### Problem to work on:
Records follow. Copy every line with "true".

### Record list:
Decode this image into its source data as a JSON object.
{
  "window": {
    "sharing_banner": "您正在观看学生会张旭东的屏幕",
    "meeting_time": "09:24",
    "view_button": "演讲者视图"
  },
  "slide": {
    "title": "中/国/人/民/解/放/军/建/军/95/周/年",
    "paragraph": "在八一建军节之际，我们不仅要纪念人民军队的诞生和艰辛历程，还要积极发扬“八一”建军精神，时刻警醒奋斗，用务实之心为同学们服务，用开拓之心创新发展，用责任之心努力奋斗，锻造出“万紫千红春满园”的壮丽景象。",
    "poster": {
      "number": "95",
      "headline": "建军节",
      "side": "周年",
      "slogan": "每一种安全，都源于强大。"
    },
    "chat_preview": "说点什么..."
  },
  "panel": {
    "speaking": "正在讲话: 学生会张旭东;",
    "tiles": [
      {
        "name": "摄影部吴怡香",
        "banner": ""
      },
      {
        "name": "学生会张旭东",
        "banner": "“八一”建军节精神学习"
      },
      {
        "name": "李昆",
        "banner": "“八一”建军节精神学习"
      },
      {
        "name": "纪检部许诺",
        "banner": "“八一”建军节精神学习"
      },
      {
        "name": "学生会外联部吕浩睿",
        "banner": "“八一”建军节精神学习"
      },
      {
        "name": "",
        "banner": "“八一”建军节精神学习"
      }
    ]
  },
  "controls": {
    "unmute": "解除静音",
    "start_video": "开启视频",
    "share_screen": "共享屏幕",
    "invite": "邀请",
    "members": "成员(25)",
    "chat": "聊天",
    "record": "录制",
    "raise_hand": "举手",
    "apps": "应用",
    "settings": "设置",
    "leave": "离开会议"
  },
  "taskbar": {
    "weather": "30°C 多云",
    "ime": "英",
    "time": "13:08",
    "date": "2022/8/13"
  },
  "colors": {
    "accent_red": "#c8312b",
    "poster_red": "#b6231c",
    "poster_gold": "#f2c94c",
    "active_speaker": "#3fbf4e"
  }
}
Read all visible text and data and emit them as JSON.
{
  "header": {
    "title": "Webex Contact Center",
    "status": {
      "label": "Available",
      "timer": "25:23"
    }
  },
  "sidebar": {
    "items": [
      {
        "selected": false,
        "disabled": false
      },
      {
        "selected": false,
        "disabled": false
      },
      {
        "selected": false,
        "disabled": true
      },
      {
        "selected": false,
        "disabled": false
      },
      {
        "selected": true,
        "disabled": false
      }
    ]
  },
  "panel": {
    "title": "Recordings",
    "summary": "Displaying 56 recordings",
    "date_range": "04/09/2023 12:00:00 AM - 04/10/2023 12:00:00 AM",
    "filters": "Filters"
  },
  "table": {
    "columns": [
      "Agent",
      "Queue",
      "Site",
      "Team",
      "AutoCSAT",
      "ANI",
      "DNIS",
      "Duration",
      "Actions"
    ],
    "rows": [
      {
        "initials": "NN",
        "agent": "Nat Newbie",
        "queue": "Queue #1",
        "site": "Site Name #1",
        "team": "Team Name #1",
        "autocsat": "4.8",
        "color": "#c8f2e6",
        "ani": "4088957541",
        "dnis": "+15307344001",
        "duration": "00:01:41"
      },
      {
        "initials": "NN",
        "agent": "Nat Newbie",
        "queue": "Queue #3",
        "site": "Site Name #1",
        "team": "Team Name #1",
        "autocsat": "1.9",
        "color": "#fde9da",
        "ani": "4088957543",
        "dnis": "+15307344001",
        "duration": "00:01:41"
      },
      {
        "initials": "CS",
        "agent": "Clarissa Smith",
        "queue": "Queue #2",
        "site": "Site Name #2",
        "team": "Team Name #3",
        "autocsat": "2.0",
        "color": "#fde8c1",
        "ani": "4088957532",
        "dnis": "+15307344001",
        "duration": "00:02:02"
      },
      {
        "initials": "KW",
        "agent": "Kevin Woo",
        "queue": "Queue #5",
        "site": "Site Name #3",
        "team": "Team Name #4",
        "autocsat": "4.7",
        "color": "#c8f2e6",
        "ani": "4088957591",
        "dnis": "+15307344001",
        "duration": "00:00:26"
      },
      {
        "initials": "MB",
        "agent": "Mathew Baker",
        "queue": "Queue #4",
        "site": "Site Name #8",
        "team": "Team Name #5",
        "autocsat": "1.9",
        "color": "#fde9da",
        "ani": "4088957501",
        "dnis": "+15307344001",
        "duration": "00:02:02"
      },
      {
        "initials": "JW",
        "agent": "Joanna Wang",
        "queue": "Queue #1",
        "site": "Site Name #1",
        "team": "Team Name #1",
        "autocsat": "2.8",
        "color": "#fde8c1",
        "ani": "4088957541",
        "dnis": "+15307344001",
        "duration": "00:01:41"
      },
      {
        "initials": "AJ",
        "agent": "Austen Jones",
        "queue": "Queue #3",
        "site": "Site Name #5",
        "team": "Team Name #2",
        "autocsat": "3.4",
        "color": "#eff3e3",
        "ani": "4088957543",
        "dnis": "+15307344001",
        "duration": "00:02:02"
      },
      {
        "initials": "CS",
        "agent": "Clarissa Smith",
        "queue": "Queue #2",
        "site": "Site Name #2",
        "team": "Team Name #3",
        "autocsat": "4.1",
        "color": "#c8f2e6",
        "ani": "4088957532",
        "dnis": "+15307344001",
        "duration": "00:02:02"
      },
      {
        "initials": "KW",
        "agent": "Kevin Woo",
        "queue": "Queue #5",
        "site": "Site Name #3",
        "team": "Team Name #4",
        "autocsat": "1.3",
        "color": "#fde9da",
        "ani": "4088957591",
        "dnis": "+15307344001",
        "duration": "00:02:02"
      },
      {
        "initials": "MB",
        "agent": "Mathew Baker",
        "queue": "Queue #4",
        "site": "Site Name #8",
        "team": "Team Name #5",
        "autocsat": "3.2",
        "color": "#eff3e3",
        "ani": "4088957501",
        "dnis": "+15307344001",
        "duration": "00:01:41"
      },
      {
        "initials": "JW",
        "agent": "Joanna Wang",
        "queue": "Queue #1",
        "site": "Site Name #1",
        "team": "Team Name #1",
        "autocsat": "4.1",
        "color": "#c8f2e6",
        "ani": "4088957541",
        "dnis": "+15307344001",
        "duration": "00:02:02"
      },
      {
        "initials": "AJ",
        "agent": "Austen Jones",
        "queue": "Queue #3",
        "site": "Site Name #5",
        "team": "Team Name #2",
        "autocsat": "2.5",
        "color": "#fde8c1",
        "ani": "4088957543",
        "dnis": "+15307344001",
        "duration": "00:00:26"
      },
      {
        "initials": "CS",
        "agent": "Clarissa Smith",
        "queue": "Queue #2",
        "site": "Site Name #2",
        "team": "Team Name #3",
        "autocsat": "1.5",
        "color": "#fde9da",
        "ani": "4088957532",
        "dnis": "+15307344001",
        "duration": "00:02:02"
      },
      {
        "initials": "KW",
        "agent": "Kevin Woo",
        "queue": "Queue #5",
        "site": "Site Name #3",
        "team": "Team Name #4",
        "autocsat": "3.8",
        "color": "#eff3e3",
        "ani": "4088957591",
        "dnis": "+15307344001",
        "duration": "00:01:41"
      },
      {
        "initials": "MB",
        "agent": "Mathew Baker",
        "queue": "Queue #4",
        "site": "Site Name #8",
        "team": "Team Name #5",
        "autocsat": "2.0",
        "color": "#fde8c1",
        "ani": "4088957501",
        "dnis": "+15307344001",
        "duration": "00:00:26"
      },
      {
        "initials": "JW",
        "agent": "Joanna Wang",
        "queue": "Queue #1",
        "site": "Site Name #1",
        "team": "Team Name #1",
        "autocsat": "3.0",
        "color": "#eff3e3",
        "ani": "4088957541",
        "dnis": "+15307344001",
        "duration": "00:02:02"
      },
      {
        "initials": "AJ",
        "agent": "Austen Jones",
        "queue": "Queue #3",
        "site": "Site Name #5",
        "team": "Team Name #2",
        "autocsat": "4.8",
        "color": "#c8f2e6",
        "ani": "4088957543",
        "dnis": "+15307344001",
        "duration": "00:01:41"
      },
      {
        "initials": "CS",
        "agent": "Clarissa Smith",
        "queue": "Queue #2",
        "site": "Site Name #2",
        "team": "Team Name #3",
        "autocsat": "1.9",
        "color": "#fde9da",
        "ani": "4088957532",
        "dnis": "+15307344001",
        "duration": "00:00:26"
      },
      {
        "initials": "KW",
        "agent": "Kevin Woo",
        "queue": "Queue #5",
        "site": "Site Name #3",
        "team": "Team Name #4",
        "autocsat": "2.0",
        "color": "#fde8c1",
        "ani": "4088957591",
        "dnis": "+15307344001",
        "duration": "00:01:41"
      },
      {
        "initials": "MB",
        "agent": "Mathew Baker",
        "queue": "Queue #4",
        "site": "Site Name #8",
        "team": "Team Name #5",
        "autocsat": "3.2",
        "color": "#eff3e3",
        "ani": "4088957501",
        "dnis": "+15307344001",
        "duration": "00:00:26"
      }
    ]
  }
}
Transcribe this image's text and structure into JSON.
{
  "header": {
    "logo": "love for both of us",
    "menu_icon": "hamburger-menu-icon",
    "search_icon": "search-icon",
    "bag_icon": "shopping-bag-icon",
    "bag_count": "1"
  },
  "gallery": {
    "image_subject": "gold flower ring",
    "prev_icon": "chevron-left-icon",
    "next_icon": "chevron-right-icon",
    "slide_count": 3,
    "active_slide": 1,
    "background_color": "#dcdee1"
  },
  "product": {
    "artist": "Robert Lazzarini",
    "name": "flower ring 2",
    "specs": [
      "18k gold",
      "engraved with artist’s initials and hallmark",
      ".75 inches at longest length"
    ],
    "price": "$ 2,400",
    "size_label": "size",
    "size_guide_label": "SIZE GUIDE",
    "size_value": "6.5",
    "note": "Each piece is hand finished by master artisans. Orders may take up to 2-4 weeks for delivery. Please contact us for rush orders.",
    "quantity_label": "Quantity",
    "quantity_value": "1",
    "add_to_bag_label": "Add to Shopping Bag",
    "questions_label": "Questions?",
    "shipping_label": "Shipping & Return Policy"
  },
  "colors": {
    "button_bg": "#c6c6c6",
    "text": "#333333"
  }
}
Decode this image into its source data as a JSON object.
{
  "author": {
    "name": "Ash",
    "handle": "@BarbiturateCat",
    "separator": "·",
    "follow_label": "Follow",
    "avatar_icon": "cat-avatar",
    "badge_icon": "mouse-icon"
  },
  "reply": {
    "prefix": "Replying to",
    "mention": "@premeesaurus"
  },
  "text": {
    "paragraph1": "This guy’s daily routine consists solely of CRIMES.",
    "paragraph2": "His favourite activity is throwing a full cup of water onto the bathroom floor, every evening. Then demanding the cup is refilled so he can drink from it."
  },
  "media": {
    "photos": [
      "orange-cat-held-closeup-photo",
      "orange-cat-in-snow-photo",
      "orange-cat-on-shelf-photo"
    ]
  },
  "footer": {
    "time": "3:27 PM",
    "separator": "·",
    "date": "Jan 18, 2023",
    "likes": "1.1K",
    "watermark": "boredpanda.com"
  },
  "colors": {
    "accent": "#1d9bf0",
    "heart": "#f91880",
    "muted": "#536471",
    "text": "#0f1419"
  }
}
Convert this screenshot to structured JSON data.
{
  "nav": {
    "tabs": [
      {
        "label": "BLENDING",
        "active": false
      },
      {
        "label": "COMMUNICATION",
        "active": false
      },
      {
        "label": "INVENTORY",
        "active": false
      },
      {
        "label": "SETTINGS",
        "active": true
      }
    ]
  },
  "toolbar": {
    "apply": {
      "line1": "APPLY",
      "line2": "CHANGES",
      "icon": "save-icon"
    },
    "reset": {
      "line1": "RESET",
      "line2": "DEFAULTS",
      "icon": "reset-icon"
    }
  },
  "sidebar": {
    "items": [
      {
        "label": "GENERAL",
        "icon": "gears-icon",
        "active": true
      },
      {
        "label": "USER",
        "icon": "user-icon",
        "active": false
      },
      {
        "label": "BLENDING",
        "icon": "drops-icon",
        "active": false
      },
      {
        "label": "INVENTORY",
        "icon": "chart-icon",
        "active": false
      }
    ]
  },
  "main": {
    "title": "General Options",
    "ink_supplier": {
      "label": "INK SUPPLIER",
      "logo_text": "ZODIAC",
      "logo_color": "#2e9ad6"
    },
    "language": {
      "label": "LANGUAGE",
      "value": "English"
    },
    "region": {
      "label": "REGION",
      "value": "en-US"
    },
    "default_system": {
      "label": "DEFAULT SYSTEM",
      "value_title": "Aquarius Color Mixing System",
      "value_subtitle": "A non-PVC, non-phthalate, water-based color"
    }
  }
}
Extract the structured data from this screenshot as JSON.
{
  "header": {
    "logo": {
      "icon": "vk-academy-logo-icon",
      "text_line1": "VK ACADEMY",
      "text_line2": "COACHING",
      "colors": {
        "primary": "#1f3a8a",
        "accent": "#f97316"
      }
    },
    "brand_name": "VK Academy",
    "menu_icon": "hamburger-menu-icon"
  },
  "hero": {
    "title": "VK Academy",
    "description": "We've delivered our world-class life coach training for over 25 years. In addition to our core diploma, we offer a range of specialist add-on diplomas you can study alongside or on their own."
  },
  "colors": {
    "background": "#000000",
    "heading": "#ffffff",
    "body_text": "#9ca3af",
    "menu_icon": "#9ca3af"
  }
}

### Task output:
        "disabled": true
        "selected": true,
        "active": true
        "active": true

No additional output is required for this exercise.